(Data records)
* START *

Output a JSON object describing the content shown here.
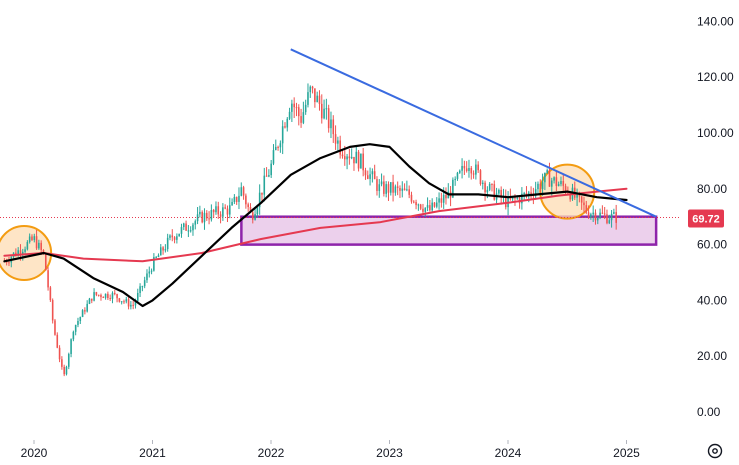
{
  "chart_data": {
    "type": "candlestick",
    "x_ticks": [
      "2020",
      "2021",
      "2022",
      "2023",
      "2024",
      "2025"
    ],
    "y_ticks": [
      "0.00",
      "20.00",
      "40.00",
      "60.00",
      "80.00",
      "100.00",
      "120.00",
      "140.00"
    ],
    "ylim": [
      -4,
      146
    ],
    "last_price": "69.72",
    "colors": {
      "up": "#26a69a",
      "down": "#ef5350",
      "ma_short": "#000000",
      "ma_long": "#e53950",
      "trendline": "#3a6be0",
      "zone_fill": "#ecd0ec",
      "zone_border": "#8e24aa",
      "circle_fill": "#fddcb3",
      "circle_border": "#f39c12",
      "price_badge": "#e53950"
    },
    "price_path": [
      [
        "2019-10",
        54
      ],
      [
        "2020-01",
        62
      ],
      [
        "2020-02",
        56
      ],
      [
        "2020-03",
        30
      ],
      [
        "2020-04",
        12
      ],
      [
        "2020-05",
        30
      ],
      [
        "2020-07",
        42
      ],
      [
        "2020-09",
        42
      ],
      [
        "2020-11",
        38
      ],
      [
        "2021-01",
        53
      ],
      [
        "2021-03",
        63
      ],
      [
        "2021-06",
        70
      ],
      [
        "2021-09",
        73
      ],
      [
        "2021-10",
        80
      ],
      [
        "2021-11",
        70
      ],
      [
        "2022-01",
        88
      ],
      [
        "2022-02",
        100
      ],
      [
        "2022-03",
        112
      ],
      [
        "2022-04",
        105
      ],
      [
        "2022-05",
        115
      ],
      [
        "2022-06",
        110
      ],
      [
        "2022-08",
        95
      ],
      [
        "2022-10",
        90
      ],
      [
        "2022-12",
        80
      ],
      [
        "2023-01",
        80
      ],
      [
        "2023-03",
        78
      ],
      [
        "2023-05",
        72
      ],
      [
        "2023-07",
        78
      ],
      [
        "2023-09",
        90
      ],
      [
        "2023-11",
        80
      ],
      [
        "2024-01",
        75
      ],
      [
        "2024-03",
        78
      ],
      [
        "2024-05",
        84
      ],
      [
        "2024-07",
        80
      ],
      [
        "2024-09",
        72
      ],
      [
        "2024-11",
        70
      ],
      [
        "2024-12",
        69.72
      ]
    ],
    "ma_short": [
      [
        "2019-10",
        54
      ],
      [
        "2020-02",
        57
      ],
      [
        "2020-04",
        55
      ],
      [
        "2020-07",
        48
      ],
      [
        "2020-10",
        43
      ],
      [
        "2020-12",
        38
      ],
      [
        "2021-01",
        40
      ],
      [
        "2021-03",
        46
      ],
      [
        "2021-06",
        56
      ],
      [
        "2021-09",
        66
      ],
      [
        "2021-12",
        75
      ],
      [
        "2022-03",
        85
      ],
      [
        "2022-06",
        91
      ],
      [
        "2022-09",
        95
      ],
      [
        "2022-11",
        96
      ],
      [
        "2023-01",
        95
      ],
      [
        "2023-03",
        88
      ],
      [
        "2023-05",
        82
      ],
      [
        "2023-07",
        78
      ],
      [
        "2023-10",
        78
      ],
      [
        "2024-01",
        77
      ],
      [
        "2024-04",
        78
      ],
      [
        "2024-07",
        79
      ],
      [
        "2024-10",
        77
      ],
      [
        "2025-01",
        76
      ]
    ],
    "ma_long": [
      [
        "2019-10",
        56
      ],
      [
        "2020-02",
        57
      ],
      [
        "2020-06",
        55
      ],
      [
        "2020-12",
        54
      ],
      [
        "2021-06",
        57
      ],
      [
        "2021-12",
        62
      ],
      [
        "2022-06",
        66
      ],
      [
        "2022-12",
        68
      ],
      [
        "2023-06",
        72
      ],
      [
        "2024-01",
        75
      ],
      [
        "2024-06",
        77.5
      ],
      [
        "2024-10",
        79
      ],
      [
        "2025-01",
        80
      ]
    ],
    "annotations": {
      "trendline": [
        [
          "2022-03",
          130
        ],
        [
          "2025-04",
          70
        ]
      ],
      "support_zone": {
        "from": "2021-10",
        "to": "2025-04",
        "low": 60,
        "high": 70
      },
      "circles": [
        {
          "x": "2019-12",
          "y": 57
        },
        {
          "x": "2024-07",
          "y": 79
        }
      ]
    }
  },
  "icons": {
    "settings": "gear-icon"
  }
}
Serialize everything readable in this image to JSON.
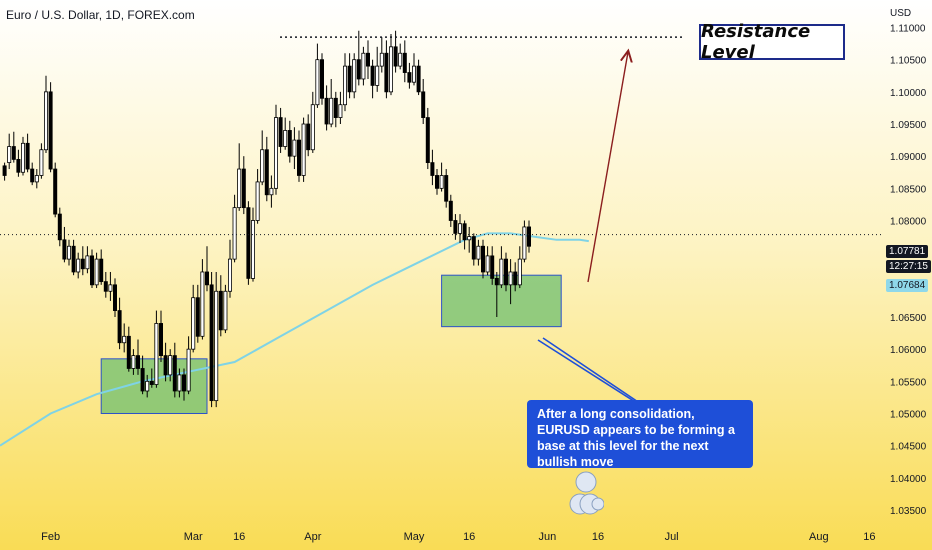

* END *

Copy out all lines where the word "JSON" appears.

Exercise response.
Output a JSON object describing the content shown here.
Serialize everything readable in this image to JSON.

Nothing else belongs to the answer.